═══ Material provided

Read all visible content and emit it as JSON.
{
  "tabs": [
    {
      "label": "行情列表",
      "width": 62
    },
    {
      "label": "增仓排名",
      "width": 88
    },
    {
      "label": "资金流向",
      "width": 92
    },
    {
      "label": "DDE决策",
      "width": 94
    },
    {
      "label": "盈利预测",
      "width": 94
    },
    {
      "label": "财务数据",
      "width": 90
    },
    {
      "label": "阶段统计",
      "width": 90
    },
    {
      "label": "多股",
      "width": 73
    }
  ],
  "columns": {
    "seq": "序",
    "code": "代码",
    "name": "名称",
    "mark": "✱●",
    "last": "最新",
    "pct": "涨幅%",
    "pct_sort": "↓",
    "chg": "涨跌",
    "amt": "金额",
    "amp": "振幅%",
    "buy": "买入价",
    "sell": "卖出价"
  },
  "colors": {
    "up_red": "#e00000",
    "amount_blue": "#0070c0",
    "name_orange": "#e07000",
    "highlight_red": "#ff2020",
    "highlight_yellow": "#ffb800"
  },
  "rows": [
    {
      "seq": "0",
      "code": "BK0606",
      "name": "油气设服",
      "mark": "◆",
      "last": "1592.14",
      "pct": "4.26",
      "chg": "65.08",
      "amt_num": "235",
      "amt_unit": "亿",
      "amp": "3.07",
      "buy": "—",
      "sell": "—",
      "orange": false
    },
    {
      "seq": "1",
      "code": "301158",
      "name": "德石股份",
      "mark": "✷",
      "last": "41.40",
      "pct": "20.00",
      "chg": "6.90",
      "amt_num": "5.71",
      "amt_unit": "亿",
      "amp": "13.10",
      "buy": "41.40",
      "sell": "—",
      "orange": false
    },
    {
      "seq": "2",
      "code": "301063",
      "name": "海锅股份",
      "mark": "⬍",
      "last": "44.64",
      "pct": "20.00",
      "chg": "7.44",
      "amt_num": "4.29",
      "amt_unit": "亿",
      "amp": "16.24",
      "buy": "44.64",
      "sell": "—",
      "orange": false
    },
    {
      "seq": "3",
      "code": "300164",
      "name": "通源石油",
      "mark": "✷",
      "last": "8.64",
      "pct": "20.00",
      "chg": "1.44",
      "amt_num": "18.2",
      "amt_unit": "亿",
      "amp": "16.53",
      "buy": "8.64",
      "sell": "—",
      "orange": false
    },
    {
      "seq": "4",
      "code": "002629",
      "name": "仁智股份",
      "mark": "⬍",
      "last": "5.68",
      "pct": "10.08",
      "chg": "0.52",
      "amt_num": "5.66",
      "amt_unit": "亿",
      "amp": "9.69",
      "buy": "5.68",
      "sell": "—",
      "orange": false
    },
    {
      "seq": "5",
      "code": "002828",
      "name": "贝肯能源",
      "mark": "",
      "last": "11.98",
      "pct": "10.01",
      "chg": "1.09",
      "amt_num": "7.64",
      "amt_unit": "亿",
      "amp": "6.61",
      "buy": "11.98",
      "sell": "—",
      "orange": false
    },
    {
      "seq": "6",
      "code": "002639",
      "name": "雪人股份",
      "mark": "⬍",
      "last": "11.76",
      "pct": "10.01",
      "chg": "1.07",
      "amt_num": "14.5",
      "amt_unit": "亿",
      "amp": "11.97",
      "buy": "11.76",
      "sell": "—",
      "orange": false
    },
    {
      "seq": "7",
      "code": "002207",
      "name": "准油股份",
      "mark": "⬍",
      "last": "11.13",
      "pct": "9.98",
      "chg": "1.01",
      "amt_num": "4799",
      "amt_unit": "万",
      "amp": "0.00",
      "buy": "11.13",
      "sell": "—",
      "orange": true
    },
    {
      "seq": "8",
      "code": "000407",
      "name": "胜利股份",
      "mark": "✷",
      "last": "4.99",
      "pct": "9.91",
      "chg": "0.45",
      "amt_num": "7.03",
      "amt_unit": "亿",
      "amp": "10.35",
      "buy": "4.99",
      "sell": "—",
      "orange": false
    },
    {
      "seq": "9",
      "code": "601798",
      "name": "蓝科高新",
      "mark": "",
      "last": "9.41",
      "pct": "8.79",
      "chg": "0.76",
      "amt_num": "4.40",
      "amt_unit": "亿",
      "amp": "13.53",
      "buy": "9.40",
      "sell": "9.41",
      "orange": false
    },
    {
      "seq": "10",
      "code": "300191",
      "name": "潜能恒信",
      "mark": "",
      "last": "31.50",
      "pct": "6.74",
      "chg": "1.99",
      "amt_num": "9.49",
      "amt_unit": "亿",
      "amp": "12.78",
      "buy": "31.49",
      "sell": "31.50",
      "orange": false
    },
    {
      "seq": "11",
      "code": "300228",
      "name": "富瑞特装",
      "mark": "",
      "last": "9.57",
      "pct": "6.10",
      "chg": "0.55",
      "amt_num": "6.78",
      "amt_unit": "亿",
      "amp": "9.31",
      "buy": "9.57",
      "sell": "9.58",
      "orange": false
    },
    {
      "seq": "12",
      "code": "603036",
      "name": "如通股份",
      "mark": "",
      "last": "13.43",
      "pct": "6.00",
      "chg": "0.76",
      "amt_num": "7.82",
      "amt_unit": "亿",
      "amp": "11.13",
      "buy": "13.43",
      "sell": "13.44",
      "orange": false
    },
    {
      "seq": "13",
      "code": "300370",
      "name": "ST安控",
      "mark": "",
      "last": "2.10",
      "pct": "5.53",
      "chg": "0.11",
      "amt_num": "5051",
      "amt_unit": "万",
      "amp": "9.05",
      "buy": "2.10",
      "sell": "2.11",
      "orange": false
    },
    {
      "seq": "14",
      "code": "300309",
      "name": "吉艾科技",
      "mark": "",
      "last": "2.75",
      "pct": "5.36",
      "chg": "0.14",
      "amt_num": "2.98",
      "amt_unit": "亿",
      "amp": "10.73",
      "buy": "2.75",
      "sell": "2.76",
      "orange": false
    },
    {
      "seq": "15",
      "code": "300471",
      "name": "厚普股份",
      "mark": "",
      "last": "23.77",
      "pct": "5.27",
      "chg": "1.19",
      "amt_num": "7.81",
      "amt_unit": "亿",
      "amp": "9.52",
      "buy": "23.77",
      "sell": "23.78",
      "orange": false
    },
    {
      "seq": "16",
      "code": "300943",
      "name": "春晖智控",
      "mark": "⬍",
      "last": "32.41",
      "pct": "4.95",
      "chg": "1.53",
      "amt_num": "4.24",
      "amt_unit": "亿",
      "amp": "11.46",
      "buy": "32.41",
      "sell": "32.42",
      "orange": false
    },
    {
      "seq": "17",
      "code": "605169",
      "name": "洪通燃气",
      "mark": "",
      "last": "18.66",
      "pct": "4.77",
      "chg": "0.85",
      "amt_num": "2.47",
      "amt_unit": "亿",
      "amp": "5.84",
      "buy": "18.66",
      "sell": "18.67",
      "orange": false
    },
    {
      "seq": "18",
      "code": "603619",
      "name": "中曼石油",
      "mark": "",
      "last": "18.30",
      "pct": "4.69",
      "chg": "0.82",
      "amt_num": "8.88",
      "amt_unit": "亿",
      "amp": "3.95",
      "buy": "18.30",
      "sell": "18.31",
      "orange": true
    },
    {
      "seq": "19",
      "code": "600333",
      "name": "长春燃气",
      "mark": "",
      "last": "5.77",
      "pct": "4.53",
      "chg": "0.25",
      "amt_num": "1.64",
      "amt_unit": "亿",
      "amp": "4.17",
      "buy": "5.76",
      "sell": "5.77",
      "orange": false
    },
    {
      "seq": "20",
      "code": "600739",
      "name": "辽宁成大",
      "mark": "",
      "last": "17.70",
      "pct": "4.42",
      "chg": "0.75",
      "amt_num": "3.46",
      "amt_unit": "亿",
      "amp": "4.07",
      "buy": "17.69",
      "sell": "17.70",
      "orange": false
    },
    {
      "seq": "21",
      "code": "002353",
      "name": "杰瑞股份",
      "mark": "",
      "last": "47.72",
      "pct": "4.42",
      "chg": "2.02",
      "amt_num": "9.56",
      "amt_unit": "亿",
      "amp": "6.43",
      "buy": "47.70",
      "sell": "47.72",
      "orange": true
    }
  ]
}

══════

Each line in the data that holds the string "width" should be found and copied.

▶ [Output below]:
      "width": 62
      "width": 88
      "width": 92
      "width": 94
      "width": 94
      "width": 90
      "width": 90
      "width": 73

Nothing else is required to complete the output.